**What is expected:** Would you copy out the whole listing exactly as given?

**Recorded data:**
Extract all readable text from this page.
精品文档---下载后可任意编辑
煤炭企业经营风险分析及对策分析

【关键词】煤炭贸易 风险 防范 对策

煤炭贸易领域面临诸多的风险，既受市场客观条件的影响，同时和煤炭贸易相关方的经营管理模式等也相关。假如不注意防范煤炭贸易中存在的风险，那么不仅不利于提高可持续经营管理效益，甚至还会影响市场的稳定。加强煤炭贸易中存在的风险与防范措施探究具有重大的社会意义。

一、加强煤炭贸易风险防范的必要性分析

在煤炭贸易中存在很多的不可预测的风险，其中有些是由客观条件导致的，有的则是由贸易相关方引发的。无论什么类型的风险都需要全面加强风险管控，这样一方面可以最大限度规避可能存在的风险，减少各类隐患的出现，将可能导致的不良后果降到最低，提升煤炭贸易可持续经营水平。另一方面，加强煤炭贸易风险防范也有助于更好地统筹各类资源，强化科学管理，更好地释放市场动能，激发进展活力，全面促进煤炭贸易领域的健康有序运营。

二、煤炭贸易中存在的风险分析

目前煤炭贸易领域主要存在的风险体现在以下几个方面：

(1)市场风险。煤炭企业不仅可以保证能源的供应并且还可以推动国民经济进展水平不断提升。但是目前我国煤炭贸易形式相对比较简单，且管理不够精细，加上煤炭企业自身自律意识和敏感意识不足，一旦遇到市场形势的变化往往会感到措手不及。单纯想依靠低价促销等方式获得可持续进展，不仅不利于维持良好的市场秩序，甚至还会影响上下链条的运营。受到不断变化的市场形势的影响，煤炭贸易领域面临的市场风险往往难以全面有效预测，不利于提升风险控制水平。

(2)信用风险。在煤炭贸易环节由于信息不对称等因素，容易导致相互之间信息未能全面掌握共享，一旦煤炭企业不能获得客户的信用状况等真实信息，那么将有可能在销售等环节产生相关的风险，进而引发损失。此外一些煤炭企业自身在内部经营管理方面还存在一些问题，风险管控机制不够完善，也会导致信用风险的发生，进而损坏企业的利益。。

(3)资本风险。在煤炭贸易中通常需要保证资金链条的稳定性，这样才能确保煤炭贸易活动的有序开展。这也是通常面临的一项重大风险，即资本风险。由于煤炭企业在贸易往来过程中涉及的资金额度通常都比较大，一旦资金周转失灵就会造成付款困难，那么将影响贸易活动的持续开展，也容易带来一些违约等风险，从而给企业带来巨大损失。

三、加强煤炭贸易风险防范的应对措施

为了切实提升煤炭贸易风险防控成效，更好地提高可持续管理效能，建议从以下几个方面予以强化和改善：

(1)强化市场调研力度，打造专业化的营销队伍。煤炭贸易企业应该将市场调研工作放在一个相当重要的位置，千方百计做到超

**Result below:**
Extract all readable text from this page.
精品文档---下载后可任意编辑
煤炭企业经营风险分析及对策分析

【关键词】煤炭贸易 风险 防范 对策

煤炭贸易领域面临诸多的风险，既受市场客观条件的影响，同时和煤炭贸易相关方的经营管理模式等也相关。假如不注意防范煤炭贸易中存在的风险，那么不仅不利于提高可持续经营管理效益，甚至还会影响市场的稳定。加强煤炭贸易中存在的风险与防范措施探究具有重大的社会意义。

一、加强煤炭贸易风险防范的必要性分析

在煤炭贸易中存在很多的不可预测的风险，其中有些是由客观条件导致的，有的则是由贸易相关方引发的。无论什么类型的风险都需要全面加强风险管控，这样一方面可以最大限度规避可能存在的风险，减少各类隐患的出现，将可能导致的不良后果降到最低，提升煤炭贸易可持续经营水平。另一方面，加强煤炭贸易风险防范也有助于更好地统筹各类资源，强化科学管理，更好地释放市场动能，激发进展活力，全面促进煤炭贸易领域的健康有序运营。

二、煤炭贸易中存在的风险分析

目前煤炭贸易领域主要存在的风险体现在以下几个方面：

(1)市场风险。煤炭企业不仅可以保证能源的供应并且还可以推动国民经济进展水平不断提升。但是目前我国煤炭贸易形式相对比较简单，且管理不够精细，加上煤炭企业自身自律意识和敏感意识不足，一旦遇到市场形势的变化往往会感到措手不及。单纯想依靠低价促销等方式获得可持续进展，不仅不利于维持良好的市场秩序，甚至还会影响上下链条的运营。受到不断变化的市场形势的影响，煤炭贸易领域面临的市场风险往往难以全面有效预测，不利于提升风险控制水平。

(2)信用风险。在煤炭贸易环节由于信息不对称等因素，容易导致相互之间信息未能全面掌握共享，一旦煤炭企业不能获得客户的信用状况等真实信息，那么将有可能在销售等环节产生相关的风险，进而引发损失。此外一些煤炭企业自身在内部经营管理方面还存在一些问题，风险管控机制不够完善，也会导致信用风险的发生，进而损坏企业的利益。。

(3)资本风险。在煤炭贸易中通常需要保证资金链条的稳定性，这样才能确保煤炭贸易活动的有序开展。这也是通常面临的一项重大风险，即资本风险。由于煤炭企业在贸易往来过程中涉及的资金额度通常都比较大，一旦资金周转失灵就会造成付款困难，那么将影响贸易活动的持续开展，也容易带来一些违约等风险，从而给企业带来巨大损失。

三、加强煤炭贸易风险防范的应对措施

为了切实提升煤炭贸易风险防控成效，更好地提高可持续管理效能，建议从以下几个方面予以强化和改善：

(1)强化市场调研力度，打造专业化的营销队伍。煤炭贸易企业应该将市场调研工作放在一个相当重要的位置，千方百计做到超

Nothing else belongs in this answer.